▶ **Problem description**
Write out the stretch of material from the start through the line that contains "x-tick-label: ’20 bbox=[795, 763, 820, 784]". Change every "y-tick-label" to "y-axis-label" and leave everything else the same.

▶ **Given data**

%%

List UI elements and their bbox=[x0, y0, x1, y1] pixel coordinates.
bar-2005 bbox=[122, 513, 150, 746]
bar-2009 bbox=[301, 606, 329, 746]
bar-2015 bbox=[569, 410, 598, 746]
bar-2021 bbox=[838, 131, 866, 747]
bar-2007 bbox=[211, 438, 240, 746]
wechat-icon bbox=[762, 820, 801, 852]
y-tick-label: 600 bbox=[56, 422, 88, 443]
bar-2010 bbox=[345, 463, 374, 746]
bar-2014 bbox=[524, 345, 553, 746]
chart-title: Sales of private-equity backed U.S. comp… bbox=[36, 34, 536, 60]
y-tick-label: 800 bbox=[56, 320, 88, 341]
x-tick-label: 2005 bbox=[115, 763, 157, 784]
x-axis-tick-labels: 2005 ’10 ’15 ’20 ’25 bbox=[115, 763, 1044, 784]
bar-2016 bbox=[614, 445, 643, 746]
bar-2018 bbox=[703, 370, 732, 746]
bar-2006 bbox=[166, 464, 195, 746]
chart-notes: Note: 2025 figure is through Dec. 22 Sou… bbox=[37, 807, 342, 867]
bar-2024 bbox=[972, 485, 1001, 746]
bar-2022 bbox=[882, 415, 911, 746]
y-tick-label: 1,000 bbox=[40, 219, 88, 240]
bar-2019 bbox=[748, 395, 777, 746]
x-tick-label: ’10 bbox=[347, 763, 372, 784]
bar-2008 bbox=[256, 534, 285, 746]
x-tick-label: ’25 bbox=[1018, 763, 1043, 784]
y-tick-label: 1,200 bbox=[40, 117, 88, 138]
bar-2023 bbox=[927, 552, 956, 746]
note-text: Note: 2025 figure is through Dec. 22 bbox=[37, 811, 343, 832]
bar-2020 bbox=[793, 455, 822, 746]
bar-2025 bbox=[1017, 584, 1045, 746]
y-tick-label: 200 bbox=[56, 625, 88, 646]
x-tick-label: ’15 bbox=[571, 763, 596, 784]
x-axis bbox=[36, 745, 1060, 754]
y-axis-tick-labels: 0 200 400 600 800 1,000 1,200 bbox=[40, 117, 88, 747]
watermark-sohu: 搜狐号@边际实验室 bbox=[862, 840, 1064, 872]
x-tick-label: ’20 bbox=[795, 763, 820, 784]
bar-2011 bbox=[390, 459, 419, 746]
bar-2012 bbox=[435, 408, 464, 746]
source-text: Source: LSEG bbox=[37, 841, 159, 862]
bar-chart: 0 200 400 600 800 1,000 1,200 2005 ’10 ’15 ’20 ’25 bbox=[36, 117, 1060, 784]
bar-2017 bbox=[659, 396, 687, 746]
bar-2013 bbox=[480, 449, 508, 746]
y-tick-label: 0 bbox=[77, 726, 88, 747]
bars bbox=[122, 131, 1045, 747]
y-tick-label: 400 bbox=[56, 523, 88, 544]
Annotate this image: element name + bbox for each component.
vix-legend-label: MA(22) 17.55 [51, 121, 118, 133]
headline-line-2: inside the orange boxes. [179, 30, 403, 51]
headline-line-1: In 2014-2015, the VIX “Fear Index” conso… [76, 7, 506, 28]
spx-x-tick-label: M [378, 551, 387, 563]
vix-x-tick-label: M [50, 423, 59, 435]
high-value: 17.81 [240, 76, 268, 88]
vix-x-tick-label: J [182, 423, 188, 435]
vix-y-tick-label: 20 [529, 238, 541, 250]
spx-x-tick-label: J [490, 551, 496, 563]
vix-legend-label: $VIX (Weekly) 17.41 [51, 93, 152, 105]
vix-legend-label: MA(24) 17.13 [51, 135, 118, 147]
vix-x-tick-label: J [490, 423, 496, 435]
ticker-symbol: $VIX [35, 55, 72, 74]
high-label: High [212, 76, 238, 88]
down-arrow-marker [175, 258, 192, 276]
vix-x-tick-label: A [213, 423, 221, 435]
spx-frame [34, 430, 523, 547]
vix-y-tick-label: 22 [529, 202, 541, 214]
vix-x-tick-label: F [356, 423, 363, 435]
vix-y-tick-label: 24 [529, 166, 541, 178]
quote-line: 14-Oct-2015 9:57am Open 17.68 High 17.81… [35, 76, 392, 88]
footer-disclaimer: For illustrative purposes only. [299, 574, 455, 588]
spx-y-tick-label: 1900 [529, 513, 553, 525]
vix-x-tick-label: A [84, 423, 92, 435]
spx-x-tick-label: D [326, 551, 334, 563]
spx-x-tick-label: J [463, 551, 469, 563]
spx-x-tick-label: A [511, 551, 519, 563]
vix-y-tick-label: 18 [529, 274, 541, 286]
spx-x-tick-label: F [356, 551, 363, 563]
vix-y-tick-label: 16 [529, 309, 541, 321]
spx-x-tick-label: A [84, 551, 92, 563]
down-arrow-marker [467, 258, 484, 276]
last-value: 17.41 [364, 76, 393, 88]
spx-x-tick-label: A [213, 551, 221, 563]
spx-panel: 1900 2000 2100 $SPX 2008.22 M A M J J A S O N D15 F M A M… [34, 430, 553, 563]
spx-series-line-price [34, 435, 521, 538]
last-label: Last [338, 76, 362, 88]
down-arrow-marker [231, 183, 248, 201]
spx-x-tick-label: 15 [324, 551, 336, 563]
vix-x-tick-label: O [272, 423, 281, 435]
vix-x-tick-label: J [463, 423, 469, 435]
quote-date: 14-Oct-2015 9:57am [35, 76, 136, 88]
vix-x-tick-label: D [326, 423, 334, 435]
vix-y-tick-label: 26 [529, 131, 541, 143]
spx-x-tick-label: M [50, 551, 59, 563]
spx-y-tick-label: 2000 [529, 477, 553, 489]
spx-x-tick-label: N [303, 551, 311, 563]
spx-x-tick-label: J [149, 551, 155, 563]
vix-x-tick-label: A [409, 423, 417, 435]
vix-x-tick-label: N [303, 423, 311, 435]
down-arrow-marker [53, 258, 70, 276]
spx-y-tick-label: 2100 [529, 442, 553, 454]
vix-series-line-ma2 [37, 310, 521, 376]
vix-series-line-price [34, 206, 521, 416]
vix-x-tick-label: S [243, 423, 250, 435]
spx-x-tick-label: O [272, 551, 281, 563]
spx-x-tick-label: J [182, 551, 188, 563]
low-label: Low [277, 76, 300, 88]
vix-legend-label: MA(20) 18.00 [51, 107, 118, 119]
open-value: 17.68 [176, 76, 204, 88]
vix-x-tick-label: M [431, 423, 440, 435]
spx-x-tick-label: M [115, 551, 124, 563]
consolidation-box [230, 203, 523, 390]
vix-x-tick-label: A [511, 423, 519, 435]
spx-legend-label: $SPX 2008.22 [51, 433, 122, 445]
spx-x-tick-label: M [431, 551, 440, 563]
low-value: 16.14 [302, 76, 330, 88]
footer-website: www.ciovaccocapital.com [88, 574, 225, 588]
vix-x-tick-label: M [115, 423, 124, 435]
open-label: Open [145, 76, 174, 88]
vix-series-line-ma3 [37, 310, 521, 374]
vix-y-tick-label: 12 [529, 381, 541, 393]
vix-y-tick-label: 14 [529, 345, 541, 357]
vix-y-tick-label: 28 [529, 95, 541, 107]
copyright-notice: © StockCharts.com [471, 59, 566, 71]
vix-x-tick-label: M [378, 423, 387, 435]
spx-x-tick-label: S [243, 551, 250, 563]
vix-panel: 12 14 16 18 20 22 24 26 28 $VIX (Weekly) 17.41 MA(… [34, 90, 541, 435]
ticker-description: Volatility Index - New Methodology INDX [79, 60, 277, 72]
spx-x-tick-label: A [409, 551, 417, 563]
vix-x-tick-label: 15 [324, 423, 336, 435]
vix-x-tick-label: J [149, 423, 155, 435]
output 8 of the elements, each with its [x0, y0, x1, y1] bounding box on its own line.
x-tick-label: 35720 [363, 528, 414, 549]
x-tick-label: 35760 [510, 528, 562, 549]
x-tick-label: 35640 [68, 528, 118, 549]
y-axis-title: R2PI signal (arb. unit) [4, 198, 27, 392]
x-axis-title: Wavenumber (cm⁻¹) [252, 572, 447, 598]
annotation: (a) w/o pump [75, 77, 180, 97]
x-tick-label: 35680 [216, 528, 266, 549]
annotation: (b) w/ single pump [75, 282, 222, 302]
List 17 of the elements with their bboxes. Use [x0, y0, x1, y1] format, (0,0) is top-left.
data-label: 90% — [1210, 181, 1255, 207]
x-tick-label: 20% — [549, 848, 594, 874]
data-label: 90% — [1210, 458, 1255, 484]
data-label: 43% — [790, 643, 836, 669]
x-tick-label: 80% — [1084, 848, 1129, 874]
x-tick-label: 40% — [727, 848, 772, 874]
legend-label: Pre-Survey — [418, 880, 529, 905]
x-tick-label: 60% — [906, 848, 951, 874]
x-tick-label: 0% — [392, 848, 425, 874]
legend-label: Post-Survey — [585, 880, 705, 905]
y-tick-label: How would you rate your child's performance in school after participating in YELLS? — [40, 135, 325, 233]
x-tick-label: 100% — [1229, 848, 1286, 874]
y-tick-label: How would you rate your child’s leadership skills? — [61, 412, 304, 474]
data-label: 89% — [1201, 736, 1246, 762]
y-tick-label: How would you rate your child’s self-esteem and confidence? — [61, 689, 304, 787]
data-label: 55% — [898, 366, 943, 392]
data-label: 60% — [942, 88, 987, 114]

%%

▶ **Task response**
List UI elements and their bbox=[x0, y0, x1, y1] pixel coordinates.
bar-2005 bbox=[122, 513, 150, 746]
bar-2009 bbox=[301, 606, 329, 746]
bar-2015 bbox=[569, 410, 598, 746]
bar-2021 bbox=[838, 131, 866, 747]
bar-2007 bbox=[211, 438, 240, 746]
wechat-icon bbox=[762, 820, 801, 852]
y-axis-label: 600 bbox=[56, 422, 88, 443]
bar-2010 bbox=[345, 463, 374, 746]
bar-2014 bbox=[524, 345, 553, 746]
chart-title: Sales of private-equity backed U.S. comp… bbox=[36, 34, 536, 60]
y-axis-label: 800 bbox=[56, 320, 88, 341]
x-tick-label: 2005 bbox=[115, 763, 157, 784]
x-axis-tick-labels: 2005 ’10 ’15 ’20 ’25 bbox=[115, 763, 1044, 784]
bar-2016 bbox=[614, 445, 643, 746]
bar-2018 bbox=[703, 370, 732, 746]
bar-2006 bbox=[166, 464, 195, 746]
chart-notes: Note: 2025 figure is through Dec. 22 Sou… bbox=[37, 807, 342, 867]
bar-2024 bbox=[972, 485, 1001, 746]
bar-2022 bbox=[882, 415, 911, 746]
y-axis-label: 1,000 bbox=[40, 219, 88, 240]
bar-2019 bbox=[748, 395, 777, 746]
x-tick-label: ’10 bbox=[347, 763, 372, 784]
bar-2008 bbox=[256, 534, 285, 746]
x-tick-label: ’25 bbox=[1018, 763, 1043, 784]
y-axis-label: 1,200 bbox=[40, 117, 88, 138]
bar-2023 bbox=[927, 552, 956, 746]
note-text: Note: 2025 figure is through Dec. 22 bbox=[37, 811, 343, 832]
bar-2020 bbox=[793, 455, 822, 746]
bar-2025 bbox=[1017, 584, 1045, 746]
y-axis-label: 200 bbox=[56, 625, 88, 646]
x-tick-label: ’15 bbox=[571, 763, 596, 784]
x-axis bbox=[36, 745, 1060, 754]
y-axis-tick-labels: 0 200 400 600 800 1,000 1,200 bbox=[40, 117, 88, 747]
watermark-sohu: 搜狐号@边际实验室 bbox=[862, 840, 1064, 872]
x-tick-label: ’20 bbox=[795, 763, 820, 784]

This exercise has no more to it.